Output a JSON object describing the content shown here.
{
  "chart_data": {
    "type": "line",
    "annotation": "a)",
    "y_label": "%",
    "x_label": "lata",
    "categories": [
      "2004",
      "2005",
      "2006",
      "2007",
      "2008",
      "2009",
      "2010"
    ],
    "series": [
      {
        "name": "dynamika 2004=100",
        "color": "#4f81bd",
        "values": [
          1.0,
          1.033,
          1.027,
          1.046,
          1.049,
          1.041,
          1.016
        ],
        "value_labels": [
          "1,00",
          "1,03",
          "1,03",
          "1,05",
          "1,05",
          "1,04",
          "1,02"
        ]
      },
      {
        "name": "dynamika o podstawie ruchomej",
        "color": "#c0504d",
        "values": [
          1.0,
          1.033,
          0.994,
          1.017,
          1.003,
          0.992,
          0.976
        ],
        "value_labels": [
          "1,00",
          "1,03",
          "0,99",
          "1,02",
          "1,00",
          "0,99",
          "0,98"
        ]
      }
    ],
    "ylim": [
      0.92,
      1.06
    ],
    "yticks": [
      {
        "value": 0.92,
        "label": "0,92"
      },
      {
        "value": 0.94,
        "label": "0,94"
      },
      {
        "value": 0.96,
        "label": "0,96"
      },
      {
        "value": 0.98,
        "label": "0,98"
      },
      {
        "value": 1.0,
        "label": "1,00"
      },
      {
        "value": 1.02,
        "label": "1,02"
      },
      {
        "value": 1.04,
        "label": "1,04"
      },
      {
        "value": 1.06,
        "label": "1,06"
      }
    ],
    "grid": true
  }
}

★ ★ ★

Print the listing above in full, exactly as it is.

FINAL RESULT =>
Output a JSON object describing the content shown here.
{
  "chart_data": {
    "type": "line",
    "annotation": "a)",
    "y_label": "%",
    "x_label": "lata",
    "categories": [
      "2004",
      "2005",
      "2006",
      "2007",
      "2008",
      "2009",
      "2010"
    ],
    "series": [
      {
        "name": "dynamika 2004=100",
        "color": "#4f81bd",
        "values": [
          1.0,
          1.033,
          1.027,
          1.046,
          1.049,
          1.041,
          1.016
        ],
        "value_labels": [
          "1,00",
          "1,03",
          "1,03",
          "1,05",
          "1,05",
          "1,04",
          "1,02"
        ]
      },
      {
        "name": "dynamika o podstawie ruchomej",
        "color": "#c0504d",
        "values": [
          1.0,
          1.033,
          0.994,
          1.017,
          1.003,
          0.992,
          0.976
        ],
        "value_labels": [
          "1,00",
          "1,03",
          "0,99",
          "1,02",
          "1,00",
          "0,99",
          "0,98"
        ]
      }
    ],
    "ylim": [
      0.92,
      1.06
    ],
    "yticks": [
      {
        "value": 0.92,
        "label": "0,92"
      },
      {
        "value": 0.94,
        "label": "0,94"
      },
      {
        "value": 0.96,
        "label": "0,96"
      },
      {
        "value": 0.98,
        "label": "0,98"
      },
      {
        "value": 1.0,
        "label": "1,00"
      },
      {
        "value": 1.02,
        "label": "1,02"
      },
      {
        "value": 1.04,
        "label": "1,04"
      },
      {
        "value": 1.06,
        "label": "1,06"
      }
    ],
    "grid": true
  }
}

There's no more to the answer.